[Data listing]

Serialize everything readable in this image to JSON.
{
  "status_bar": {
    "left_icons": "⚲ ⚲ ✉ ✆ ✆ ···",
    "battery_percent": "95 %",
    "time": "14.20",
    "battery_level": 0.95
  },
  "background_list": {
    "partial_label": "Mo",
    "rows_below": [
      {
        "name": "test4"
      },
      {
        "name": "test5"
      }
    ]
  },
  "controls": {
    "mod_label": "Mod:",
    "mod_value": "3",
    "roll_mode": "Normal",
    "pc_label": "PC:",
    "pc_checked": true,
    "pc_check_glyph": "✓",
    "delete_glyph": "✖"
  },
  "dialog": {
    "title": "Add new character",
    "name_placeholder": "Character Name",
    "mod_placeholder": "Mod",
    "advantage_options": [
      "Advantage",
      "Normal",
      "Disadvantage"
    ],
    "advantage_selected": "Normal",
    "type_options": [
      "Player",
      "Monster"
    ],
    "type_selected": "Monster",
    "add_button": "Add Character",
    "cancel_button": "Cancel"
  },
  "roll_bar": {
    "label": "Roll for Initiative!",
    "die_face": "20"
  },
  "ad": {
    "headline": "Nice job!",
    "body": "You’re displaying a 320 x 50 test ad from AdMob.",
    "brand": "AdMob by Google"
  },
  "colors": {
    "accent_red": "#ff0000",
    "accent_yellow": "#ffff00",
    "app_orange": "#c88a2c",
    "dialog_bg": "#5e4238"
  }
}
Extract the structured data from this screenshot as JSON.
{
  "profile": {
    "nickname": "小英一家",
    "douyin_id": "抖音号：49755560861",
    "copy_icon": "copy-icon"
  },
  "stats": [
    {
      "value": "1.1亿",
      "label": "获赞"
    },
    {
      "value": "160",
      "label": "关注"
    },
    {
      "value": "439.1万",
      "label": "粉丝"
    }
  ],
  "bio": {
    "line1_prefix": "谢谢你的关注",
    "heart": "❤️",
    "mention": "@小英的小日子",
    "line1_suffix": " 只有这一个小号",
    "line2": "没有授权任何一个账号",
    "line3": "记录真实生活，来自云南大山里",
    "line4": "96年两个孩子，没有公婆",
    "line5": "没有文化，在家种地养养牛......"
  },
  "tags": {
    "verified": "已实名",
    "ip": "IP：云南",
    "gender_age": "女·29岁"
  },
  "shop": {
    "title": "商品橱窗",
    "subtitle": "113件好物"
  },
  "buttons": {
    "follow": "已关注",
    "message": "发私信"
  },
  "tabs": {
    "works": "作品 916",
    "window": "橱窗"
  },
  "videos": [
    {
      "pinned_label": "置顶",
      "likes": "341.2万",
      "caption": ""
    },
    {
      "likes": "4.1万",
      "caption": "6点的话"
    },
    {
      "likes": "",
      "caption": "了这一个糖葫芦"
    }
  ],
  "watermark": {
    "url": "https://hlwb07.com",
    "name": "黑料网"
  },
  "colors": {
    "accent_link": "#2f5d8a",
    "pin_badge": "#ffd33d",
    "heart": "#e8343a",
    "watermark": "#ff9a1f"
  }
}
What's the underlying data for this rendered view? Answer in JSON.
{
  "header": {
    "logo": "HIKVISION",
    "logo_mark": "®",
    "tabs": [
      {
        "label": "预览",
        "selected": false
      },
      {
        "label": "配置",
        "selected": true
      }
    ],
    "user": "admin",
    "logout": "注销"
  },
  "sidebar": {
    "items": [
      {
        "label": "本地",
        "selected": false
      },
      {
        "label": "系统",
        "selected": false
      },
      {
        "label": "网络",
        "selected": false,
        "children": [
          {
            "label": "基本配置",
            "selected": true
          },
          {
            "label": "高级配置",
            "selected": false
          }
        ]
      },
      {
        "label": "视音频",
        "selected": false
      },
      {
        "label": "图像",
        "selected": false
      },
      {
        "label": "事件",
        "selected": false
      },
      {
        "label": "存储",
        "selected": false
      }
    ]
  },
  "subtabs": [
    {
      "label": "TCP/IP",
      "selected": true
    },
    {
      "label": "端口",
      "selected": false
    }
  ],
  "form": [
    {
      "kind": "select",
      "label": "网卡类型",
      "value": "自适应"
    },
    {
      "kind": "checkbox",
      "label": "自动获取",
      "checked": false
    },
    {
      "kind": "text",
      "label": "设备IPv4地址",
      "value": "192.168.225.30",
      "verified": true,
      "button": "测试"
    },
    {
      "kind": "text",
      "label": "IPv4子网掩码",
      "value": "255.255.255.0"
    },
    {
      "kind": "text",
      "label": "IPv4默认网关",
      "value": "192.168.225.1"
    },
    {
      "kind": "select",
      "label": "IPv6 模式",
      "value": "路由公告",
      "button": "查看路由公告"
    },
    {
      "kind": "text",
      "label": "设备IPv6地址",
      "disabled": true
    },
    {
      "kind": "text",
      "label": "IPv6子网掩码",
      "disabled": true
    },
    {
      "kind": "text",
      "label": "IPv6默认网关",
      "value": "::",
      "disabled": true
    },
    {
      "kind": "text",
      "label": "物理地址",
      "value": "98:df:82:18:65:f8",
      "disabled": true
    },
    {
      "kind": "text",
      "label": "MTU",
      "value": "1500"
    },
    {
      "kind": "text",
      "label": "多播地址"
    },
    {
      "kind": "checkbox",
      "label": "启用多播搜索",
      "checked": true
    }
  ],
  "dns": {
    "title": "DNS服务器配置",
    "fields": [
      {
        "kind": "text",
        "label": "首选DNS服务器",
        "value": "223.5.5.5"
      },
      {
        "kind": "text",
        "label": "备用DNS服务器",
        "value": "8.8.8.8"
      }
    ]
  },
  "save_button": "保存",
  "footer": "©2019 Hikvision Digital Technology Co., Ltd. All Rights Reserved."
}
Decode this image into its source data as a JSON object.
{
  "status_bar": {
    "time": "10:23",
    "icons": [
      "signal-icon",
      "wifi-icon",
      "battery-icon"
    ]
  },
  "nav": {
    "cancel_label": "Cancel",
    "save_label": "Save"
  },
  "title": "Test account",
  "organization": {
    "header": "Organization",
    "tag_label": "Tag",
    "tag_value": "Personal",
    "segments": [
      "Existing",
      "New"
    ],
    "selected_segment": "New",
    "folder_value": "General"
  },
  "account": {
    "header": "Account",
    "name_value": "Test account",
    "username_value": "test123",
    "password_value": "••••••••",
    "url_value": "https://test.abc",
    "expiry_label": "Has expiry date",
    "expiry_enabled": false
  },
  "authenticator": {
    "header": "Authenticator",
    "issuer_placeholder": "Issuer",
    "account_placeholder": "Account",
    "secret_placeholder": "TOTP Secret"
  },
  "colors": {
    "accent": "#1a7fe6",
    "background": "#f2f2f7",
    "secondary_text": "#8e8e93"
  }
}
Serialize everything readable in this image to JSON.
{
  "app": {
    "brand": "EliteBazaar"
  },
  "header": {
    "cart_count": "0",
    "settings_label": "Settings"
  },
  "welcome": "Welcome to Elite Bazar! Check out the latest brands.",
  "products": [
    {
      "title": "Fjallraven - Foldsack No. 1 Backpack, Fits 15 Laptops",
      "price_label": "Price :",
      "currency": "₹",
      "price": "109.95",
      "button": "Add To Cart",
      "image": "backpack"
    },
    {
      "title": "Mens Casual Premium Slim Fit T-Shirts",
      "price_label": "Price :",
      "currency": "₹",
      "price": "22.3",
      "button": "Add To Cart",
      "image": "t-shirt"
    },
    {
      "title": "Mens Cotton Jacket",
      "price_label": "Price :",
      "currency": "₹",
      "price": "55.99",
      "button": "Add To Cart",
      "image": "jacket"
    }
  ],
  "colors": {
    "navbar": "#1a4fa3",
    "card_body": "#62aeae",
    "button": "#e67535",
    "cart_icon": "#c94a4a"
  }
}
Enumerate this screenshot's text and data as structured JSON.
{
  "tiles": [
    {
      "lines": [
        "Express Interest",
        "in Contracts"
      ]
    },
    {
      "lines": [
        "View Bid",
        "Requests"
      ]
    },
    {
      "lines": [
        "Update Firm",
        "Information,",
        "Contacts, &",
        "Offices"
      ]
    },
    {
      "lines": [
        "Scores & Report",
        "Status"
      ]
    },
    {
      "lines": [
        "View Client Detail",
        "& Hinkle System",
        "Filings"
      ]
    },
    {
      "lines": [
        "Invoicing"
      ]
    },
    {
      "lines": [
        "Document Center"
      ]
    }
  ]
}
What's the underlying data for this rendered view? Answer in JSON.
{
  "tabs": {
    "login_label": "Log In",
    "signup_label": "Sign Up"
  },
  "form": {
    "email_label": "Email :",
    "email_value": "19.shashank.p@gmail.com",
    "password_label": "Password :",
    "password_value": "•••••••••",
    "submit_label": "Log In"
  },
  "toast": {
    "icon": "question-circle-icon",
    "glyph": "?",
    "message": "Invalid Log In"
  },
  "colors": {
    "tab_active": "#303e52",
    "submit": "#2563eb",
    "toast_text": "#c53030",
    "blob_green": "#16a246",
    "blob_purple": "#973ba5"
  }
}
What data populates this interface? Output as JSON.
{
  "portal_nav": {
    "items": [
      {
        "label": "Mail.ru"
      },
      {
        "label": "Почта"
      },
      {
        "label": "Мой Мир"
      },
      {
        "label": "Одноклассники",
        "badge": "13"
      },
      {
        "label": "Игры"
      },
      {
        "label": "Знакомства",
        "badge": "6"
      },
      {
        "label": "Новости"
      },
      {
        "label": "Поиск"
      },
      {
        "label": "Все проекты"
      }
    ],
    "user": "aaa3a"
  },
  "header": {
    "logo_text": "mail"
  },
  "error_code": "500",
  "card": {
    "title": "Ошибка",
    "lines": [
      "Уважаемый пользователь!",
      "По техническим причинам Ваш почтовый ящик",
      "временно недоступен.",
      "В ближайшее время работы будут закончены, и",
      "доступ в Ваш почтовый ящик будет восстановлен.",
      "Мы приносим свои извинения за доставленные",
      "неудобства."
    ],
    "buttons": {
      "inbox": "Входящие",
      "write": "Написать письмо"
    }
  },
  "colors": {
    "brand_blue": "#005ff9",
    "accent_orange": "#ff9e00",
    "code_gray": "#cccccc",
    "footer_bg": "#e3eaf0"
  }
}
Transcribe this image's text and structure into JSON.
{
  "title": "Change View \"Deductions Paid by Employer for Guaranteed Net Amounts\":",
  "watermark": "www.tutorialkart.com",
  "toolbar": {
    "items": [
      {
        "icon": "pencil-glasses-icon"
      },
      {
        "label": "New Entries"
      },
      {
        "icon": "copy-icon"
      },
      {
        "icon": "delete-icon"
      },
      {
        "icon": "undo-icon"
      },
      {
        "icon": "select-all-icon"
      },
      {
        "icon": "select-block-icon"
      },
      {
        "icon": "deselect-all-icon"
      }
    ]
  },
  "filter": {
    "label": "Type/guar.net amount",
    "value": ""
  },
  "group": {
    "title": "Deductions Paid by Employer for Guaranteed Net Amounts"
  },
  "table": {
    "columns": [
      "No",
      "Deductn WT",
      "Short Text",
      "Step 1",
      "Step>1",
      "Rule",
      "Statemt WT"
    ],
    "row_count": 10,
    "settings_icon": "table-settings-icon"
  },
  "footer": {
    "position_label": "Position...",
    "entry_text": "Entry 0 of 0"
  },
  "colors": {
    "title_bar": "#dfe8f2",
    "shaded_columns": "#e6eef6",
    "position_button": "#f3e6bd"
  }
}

◆ Exercise description ◆
Output only the lines from the one holding "Transcribe this image's" through the last line above, exactly as they appear.

◆ Output for this task ◆
Transcribe this image's text and structure into JSON.
{
  "title": "Change View \"Deductions Paid by Employer for Guaranteed Net Amounts\":",
  "watermark": "www.tutorialkart.com",
  "toolbar": {
    "items": [
      {
        "icon": "pencil-glasses-icon"
      },
      {
        "label": "New Entries"
      },
      {
        "icon": "copy-icon"
      },
      {
        "icon": "delete-icon"
      },
      {
        "icon": "undo-icon"
      },
      {
        "icon": "select-all-icon"
      },
      {
        "icon": "select-block-icon"
      },
      {
        "icon": "deselect-all-icon"
      }
    ]
  },
  "filter": {
    "label": "Type/guar.net amount",
    "value": ""
  },
  "group": {
    "title": "Deductions Paid by Employer for Guaranteed Net Amounts"
  },
  "table": {
    "columns": [
      "No",
      "Deductn WT",
      "Short Text",
      "Step 1",
      "Step>1",
      "Rule",
      "Statemt WT"
    ],
    "row_count": 10,
    "settings_icon": "table-settings-icon"
  },
  "footer": {
    "position_label": "Position...",
    "entry_text": "Entry 0 of 0"
  },
  "colors": {
    "title_bar": "#dfe8f2",
    "shaded_columns": "#e6eef6",
    "position_button": "#f3e6bd"
  }
}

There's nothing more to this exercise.